- Exercise directions
Return every entry exactly.

- Records for the task

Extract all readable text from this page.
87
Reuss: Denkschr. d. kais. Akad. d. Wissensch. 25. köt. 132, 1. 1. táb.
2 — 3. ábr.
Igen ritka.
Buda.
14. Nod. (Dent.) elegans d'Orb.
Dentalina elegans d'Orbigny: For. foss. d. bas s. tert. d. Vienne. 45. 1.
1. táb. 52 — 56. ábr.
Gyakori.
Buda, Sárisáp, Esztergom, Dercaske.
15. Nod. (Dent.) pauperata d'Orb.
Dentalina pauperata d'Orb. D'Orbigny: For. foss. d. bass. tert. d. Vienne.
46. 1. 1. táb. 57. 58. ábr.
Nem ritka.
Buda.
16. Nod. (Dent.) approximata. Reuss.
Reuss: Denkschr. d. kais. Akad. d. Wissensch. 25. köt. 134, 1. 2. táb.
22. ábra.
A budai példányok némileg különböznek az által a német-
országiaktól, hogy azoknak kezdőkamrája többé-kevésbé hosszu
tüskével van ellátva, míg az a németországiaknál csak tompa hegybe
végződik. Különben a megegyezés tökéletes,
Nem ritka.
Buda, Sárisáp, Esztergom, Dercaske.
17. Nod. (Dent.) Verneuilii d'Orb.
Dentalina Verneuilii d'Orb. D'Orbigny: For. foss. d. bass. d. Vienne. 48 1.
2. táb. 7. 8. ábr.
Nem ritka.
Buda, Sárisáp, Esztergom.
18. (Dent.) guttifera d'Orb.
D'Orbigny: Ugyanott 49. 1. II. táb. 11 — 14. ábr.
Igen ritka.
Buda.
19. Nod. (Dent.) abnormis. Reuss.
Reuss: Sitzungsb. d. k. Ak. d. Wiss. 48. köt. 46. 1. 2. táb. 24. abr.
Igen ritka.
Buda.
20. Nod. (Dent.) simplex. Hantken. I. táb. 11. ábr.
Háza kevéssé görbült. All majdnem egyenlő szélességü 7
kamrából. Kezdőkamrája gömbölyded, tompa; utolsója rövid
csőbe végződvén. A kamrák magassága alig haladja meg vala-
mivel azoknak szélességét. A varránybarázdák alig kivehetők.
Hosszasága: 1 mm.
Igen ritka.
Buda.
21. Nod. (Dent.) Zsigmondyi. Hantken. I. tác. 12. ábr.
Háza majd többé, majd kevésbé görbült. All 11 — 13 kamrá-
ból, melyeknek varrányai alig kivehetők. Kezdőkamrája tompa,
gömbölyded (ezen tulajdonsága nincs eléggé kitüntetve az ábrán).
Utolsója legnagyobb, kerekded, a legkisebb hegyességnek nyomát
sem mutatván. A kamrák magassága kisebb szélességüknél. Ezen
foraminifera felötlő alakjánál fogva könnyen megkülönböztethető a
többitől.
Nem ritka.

- Exercise response
Extract all readable text from this page.
87
Reuss: Denkschr. d. kais. Akad. d. Wissensch. 25. köt. 132, 1. 1. táb.
2 — 3. ábr.
Igen ritka.
Buda.
14. Nod. (Dent.) elegans d'Orb.
Dentalina elegans d'Orbigny: For. foss. d. bas s. tert. d. Vienne. 45. 1.
1. táb. 52 — 56. ábr.
Gyakori.
Buda, Sárisáp, Esztergom, Dercaske.
15. Nod. (Dent.) pauperata d'Orb.
Dentalina pauperata d'Orb. D'Orbigny: For. foss. d. bass. tert. d. Vienne.
46. 1. 1. táb. 57. 58. ábr.
Nem ritka.
Buda.
16. Nod. (Dent.) approximata. Reuss.
Reuss: Denkschr. d. kais. Akad. d. Wissensch. 25. köt. 134, 1. 2. táb.
22. ábra.
A budai példányok némileg különböznek az által a német-
országiaktól, hogy azoknak kezdőkamrája többé-kevésbé hosszu
tüskével van ellátva, míg az a németországiaknál csak tompa hegybe
végződik. Különben a megegyezés tökéletes,
Nem ritka.
Buda, Sárisáp, Esztergom, Dercaske.
17. Nod. (Dent.) Verneuilii d'Orb.
Dentalina Verneuilii d'Orb. D'Orbigny: For. foss. d. bass. d. Vienne. 48 1.
2. táb. 7. 8. ábr.
Nem ritka.
Buda, Sárisáp, Esztergom.
18. (Dent.) guttifera d'Orb.
D'Orbigny: Ugyanott 49. 1. II. táb. 11 — 14. ábr.
Igen ritka.
Buda.
19. Nod. (Dent.) abnormis. Reuss.
Reuss: Sitzungsb. d. k. Ak. d. Wiss. 48. köt. 46. 1. 2. táb. 24. abr.
Igen ritka.
Buda.
20. Nod. (Dent.) simplex. Hantken. I. táb. 11. ábr.
Háza kevéssé görbült. All majdnem egyenlő szélességü 7
kamrából. Kezdőkamrája gömbölyded, tompa; utolsója rövid
csőbe végződvén. A kamrák magassága alig haladja meg vala-
mivel azoknak szélességét. A varránybarázdák alig kivehetők.
Hosszasága: 1 mm.
Igen ritka.
Buda.
21. Nod. (Dent.) Zsigmondyi. Hantken. I. tác. 12. ábr.
Háza majd többé, majd kevésbé görbült. All 11 — 13 kamrá-
ból, melyeknek varrányai alig kivehetők. Kezdőkamrája tompa,
gömbölyded (ezen tulajdonsága nincs eléggé kitüntetve az ábrán).
Utolsója legnagyobb, kerekded, a legkisebb hegyességnek nyomát
sem mutatván. A kamrák magassága kisebb szélességüknél. Ezen
foraminifera felötlő alakjánál fogva könnyen megkülönböztethető a
többitől.
Nem ritka.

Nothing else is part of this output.